Begin Data lines
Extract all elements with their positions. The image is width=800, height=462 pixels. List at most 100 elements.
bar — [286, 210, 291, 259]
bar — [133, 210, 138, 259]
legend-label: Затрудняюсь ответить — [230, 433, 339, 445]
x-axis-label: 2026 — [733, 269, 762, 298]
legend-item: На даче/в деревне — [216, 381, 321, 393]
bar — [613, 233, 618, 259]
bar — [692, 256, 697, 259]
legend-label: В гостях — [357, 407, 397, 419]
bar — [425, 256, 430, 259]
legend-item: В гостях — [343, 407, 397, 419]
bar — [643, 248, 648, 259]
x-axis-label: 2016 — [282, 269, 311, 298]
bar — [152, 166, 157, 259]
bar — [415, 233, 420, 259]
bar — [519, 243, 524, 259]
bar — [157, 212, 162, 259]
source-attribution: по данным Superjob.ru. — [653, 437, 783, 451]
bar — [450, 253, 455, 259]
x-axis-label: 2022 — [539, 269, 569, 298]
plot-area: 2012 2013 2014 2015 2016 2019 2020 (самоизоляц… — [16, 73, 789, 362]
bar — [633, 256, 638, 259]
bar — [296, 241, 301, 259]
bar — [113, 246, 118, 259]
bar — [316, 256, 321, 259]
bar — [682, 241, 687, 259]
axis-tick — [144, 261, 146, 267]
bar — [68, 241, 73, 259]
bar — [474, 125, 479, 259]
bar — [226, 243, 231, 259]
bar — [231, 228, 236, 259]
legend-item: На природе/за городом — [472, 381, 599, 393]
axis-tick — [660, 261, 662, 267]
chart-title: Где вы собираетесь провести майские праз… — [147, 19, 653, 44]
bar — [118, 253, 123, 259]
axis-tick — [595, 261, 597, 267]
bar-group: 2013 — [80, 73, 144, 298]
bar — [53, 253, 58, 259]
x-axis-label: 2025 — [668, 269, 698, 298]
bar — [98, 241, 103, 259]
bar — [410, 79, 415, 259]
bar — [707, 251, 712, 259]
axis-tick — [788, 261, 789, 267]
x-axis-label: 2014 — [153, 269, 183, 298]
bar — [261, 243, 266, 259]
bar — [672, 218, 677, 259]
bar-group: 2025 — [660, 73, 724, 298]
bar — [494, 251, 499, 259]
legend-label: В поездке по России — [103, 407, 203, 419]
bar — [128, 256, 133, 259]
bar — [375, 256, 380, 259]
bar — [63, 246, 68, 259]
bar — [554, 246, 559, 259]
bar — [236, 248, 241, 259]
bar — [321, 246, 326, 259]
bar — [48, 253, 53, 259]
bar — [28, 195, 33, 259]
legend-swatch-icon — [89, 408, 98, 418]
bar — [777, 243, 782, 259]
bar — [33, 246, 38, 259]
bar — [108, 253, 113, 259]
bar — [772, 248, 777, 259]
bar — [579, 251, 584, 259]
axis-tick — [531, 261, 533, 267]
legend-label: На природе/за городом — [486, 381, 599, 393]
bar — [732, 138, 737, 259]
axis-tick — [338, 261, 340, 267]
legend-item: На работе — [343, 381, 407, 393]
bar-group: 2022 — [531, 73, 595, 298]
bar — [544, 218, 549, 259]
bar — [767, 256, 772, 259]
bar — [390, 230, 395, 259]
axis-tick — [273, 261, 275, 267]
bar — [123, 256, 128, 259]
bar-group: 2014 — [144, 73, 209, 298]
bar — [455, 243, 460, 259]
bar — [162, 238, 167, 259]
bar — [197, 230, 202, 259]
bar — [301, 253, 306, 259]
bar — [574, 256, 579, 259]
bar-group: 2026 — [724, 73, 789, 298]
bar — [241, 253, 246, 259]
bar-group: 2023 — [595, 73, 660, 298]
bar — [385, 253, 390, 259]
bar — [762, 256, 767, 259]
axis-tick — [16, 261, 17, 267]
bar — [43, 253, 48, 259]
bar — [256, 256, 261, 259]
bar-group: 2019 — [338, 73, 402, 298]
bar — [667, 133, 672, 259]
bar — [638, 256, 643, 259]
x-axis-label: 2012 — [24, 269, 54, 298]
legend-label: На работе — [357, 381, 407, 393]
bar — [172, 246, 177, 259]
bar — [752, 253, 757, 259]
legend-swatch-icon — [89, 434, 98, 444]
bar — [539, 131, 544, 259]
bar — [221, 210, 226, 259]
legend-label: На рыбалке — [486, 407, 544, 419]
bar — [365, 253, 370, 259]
End Data lines
[Objective]: Reproduce verbatim every row from the first one through the row containing "bar — [236, 248, 241, 259]", including both ends.

[Task result]:
Extract all elements with their positions. The image is width=800, height=462 pixels. List at most 100 elements.
bar — [286, 210, 291, 259]
bar — [133, 210, 138, 259]
legend-label: Затрудняюсь ответить — [230, 433, 339, 445]
x-axis-label: 2026 — [733, 269, 762, 298]
legend-item: На даче/в деревне — [216, 381, 321, 393]
bar — [613, 233, 618, 259]
bar — [692, 256, 697, 259]
legend-label: В гостях — [357, 407, 397, 419]
bar — [425, 256, 430, 259]
legend-item: В гостях — [343, 407, 397, 419]
bar — [643, 248, 648, 259]
x-axis-label: 2016 — [282, 269, 311, 298]
bar — [152, 166, 157, 259]
bar — [415, 233, 420, 259]
bar — [519, 243, 524, 259]
bar — [157, 212, 162, 259]
source-attribution: по данным Superjob.ru. — [653, 437, 783, 451]
bar — [450, 253, 455, 259]
x-axis-label: 2022 — [539, 269, 569, 298]
plot-area: 2012 2013 2014 2015 2016 2019 2020 (самоизоляц… — [16, 73, 789, 362]
bar — [633, 256, 638, 259]
bar — [296, 241, 301, 259]
bar — [113, 246, 118, 259]
bar — [316, 256, 321, 259]
bar — [682, 241, 687, 259]
axis-tick — [144, 261, 146, 267]
bar — [68, 241, 73, 259]
bar — [474, 125, 479, 259]
bar — [226, 243, 231, 259]
bar — [231, 228, 236, 259]
legend-item: На природе/за городом — [472, 381, 599, 393]
axis-tick — [660, 261, 662, 267]
chart-title: Где вы собираетесь провести майские праз… — [147, 19, 653, 44]
bar — [118, 253, 123, 259]
axis-tick — [595, 261, 597, 267]
bar-group: 2013 — [80, 73, 144, 298]
bar — [53, 253, 58, 259]
x-axis-label: 2025 — [668, 269, 698, 298]
bar — [98, 241, 103, 259]
bar — [410, 79, 415, 259]
bar — [707, 251, 712, 259]
axis-tick — [788, 261, 789, 267]
x-axis-label: 2014 — [153, 269, 183, 298]
bar — [261, 243, 266, 259]
bar — [672, 218, 677, 259]
bar-group: 2025 — [660, 73, 724, 298]
bar — [494, 251, 499, 259]
legend-label: В поездке по России — [103, 407, 203, 419]
bar — [128, 256, 133, 259]
bar — [375, 256, 380, 259]
bar — [63, 246, 68, 259]
bar — [554, 246, 559, 259]
bar — [236, 248, 241, 259]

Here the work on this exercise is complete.